Problem requirements: Send each entry back exactly as given, pictures excluded.

Dataset records:
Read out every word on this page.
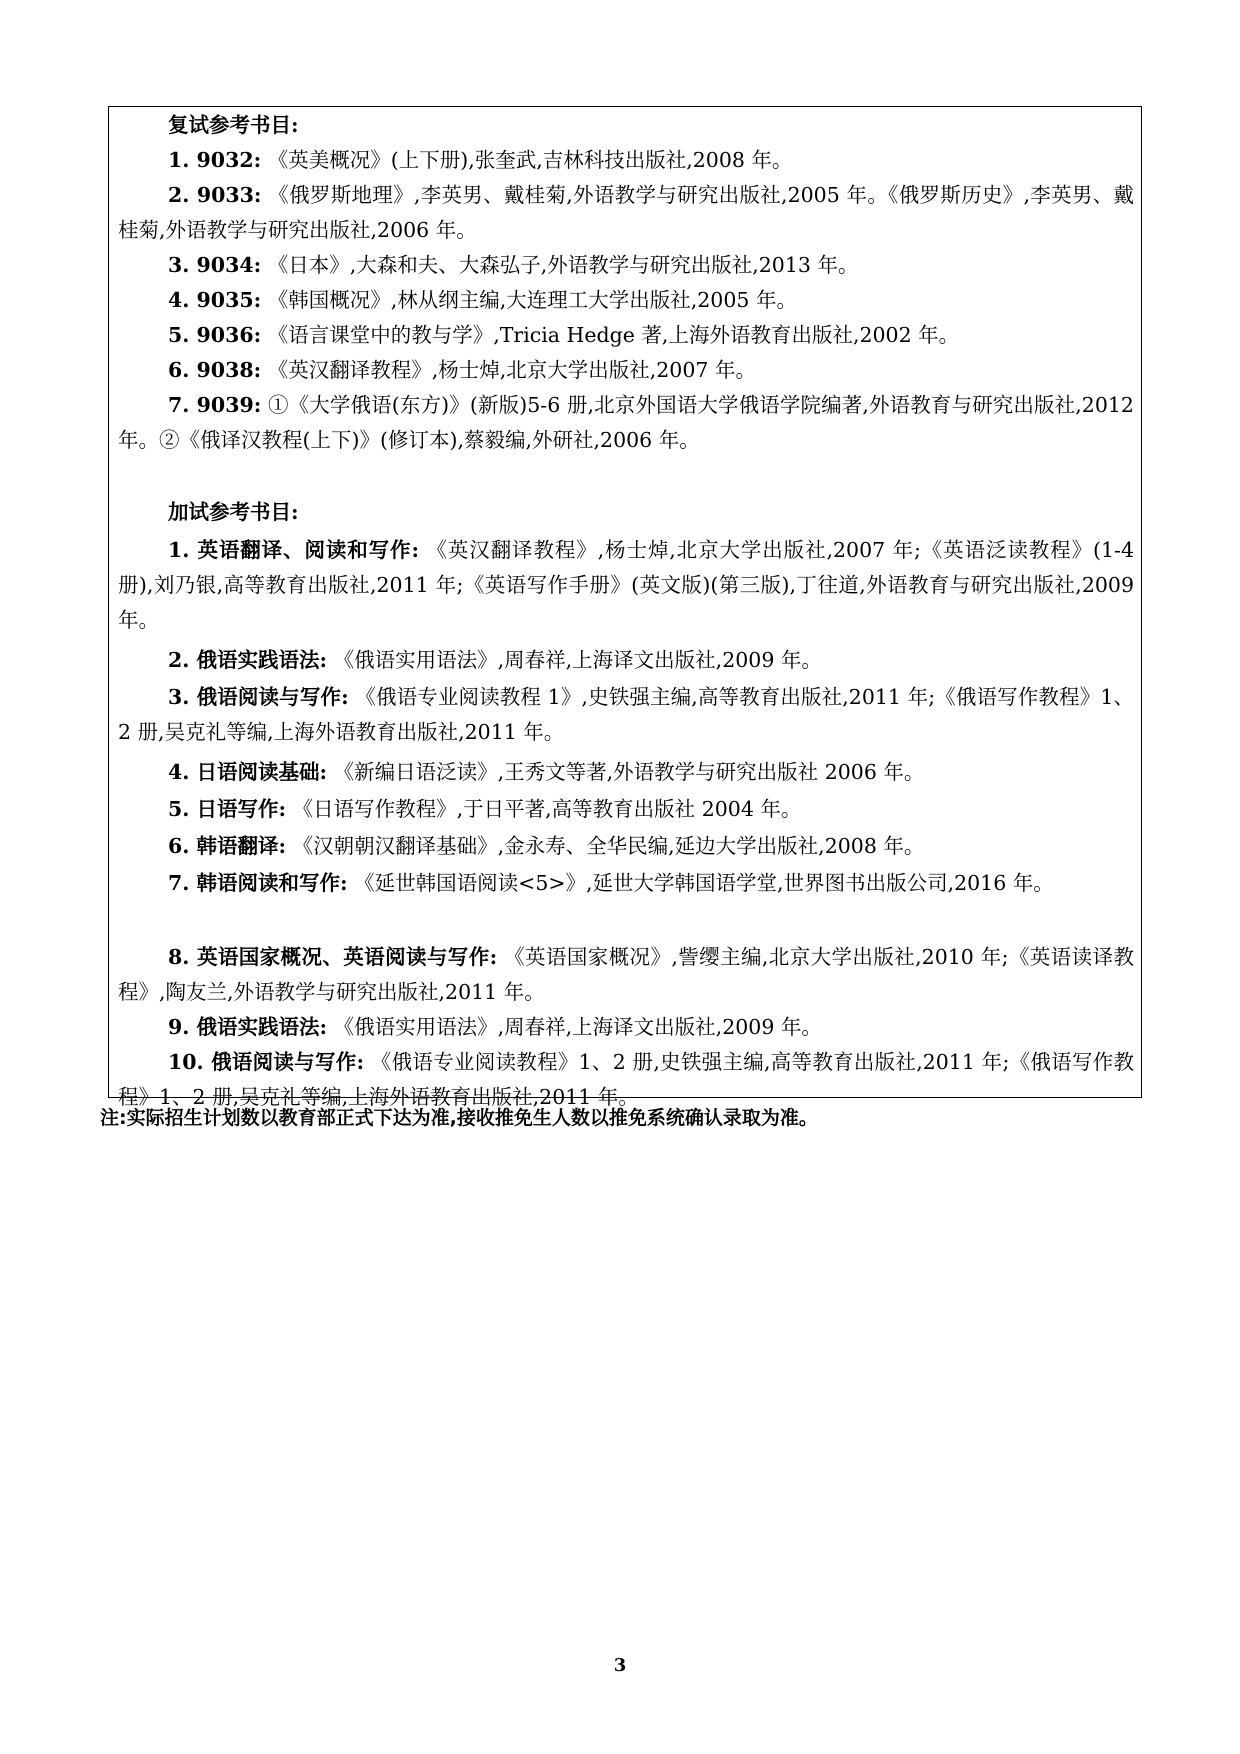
复试参考书目:

1. 9032: 《英美概况》(上下册),张奎武,吉林科技出版社,2008 年。

2. 9033: 《俄罗斯地理》,李英男、戴桂菊,外语教学与研究出版社,2005 年。《俄罗斯历史》,李英男、戴桂菊,外语教学与研究出版社,2006 年。

3. 9034: 《日本》,大森和夫、大森弘子,外语教学与研究出版社,2013 年。

4. 9035: 《韩国概况》,林从纲主编,大连理工大学出版社,2005 年。

5. 9036: 《语言课堂中的教与学》,Tricia Hedge 著,上海外语教育出版社,2002 年。

6. 9038: 《英汉翻译教程》,杨士焯,北京大学出版社,2007 年。

7. 9039: ①《大学俄语(东方)》(新版)5-6 册,北京外国语大学俄语学院编著,外语教育与研究出版社,2012 年。②《俄译汉教程(上下)》(修订本),蔡毅编,外研社,2006 年。

加试参考书目:

1. 英语翻译、阅读和写作: 《英汉翻译教程》,杨士焯,北京大学出版社,2007 年;《英语泛读教程》(1-4 册),刘乃银,高等教育出版社,2011 年;《英语写作手册》(英文版)(第三版),丁往道,外语教育与研究出版社,2009 年。

2. 俄语实践语法: 《俄语实用语法》,周春祥,上海译文出版社,2009 年。

3. 俄语阅读与写作: 《俄语专业阅读教程 1》,史铁强主编,高等教育出版社,2011 年;《俄语写作教程》1、2 册,吴克礼等编,上海外语教育出版社,2011 年。

4. 日语阅读基础: 《新编日语泛读》,王秀文等著,外语教学与研究出版社 2006 年。

5. 日语写作: 《日语写作教程》,于日平著,高等教育出版社 2004 年。

6. 韩语翻译: 《汉朝朝汉翻译基础》,金永寿、全华民编,延边大学出版社,2008 年。

7. 韩语阅读和写作: 《延世韩国语阅读<5>》,延世大学韩国语学堂,世界图书出版公司,2016 年。

8. 英语国家概况、英语阅读与写作: 《英语国家概况》,訾缨主编,北京大学出版社,2010 年;《英语读译教程》,陶友兰,外语教学与研究出版社,2011 年。

9. 俄语实践语法: 《俄语实用语法》,周春祥,上海译文出版社,2009 年。

10. 俄语阅读与写作: 《俄语专业阅读教程》1、2 册,史铁强主编,高等教育出版社,2011 年;《俄语写作教程》1、2 册,吴克礼等编,上海外语教育出版社,2011 年。

注:实际招生计划数以教育部正式下达为准,接收推免生人数以推免系统确认录取为准。

3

Task answer:
Read out every word on this page.
复试参考书目:

1. 9032: 《英美概况》(上下册),张奎武,吉林科技出版社,2008 年。

2. 9033: 《俄罗斯地理》,李英男、戴桂菊,外语教学与研究出版社,2005 年。《俄罗斯历史》,李英男、戴桂菊,外语教学与研究出版社,2006 年。

3. 9034: 《日本》,大森和夫、大森弘子,外语教学与研究出版社,2013 年。

4. 9035: 《韩国概况》,林从纲主编,大连理工大学出版社,2005 年。

5. 9036: 《语言课堂中的教与学》,Tricia Hedge 著,上海外语教育出版社,2002 年。

6. 9038: 《英汉翻译教程》,杨士焯,北京大学出版社,2007 年。

7. 9039: ①《大学俄语(东方)》(新版)5-6 册,北京外国语大学俄语学院编著,外语教育与研究出版社,2012 年。②《俄译汉教程(上下)》(修订本),蔡毅编,外研社,2006 年。

加试参考书目:

1. 英语翻译、阅读和写作: 《英汉翻译教程》,杨士焯,北京大学出版社,2007 年;《英语泛读教程》(1-4 册),刘乃银,高等教育出版社,2011 年;《英语写作手册》(英文版)(第三版),丁往道,外语教育与研究出版社,2009 年。

2. 俄语实践语法: 《俄语实用语法》,周春祥,上海译文出版社,2009 年。

3. 俄语阅读与写作: 《俄语专业阅读教程 1》,史铁强主编,高等教育出版社,2011 年;《俄语写作教程》1、2 册,吴克礼等编,上海外语教育出版社,2011 年。

4. 日语阅读基础: 《新编日语泛读》,王秀文等著,外语教学与研究出版社 2006 年。

5. 日语写作: 《日语写作教程》,于日平著,高等教育出版社 2004 年。

6. 韩语翻译: 《汉朝朝汉翻译基础》,金永寿、全华民编,延边大学出版社,2008 年。

7. 韩语阅读和写作: 《延世韩国语阅读<5>》,延世大学韩国语学堂,世界图书出版公司,2016 年。

8. 英语国家概况、英语阅读与写作: 《英语国家概况》,訾缨主编,北京大学出版社,2010 年;《英语读译教程》,陶友兰,外语教学与研究出版社,2011 年。

9. 俄语实践语法: 《俄语实用语法》,周春祥,上海译文出版社,2009 年。

10. 俄语阅读与写作: 《俄语专业阅读教程》1、2 册,史铁强主编,高等教育出版社,2011 年;《俄语写作教程》1、2 册,吴克礼等编,上海外语教育出版社,2011 年。

注:实际招生计划数以教育部正式下达为准,接收推免生人数以推免系统确认录取为准。

3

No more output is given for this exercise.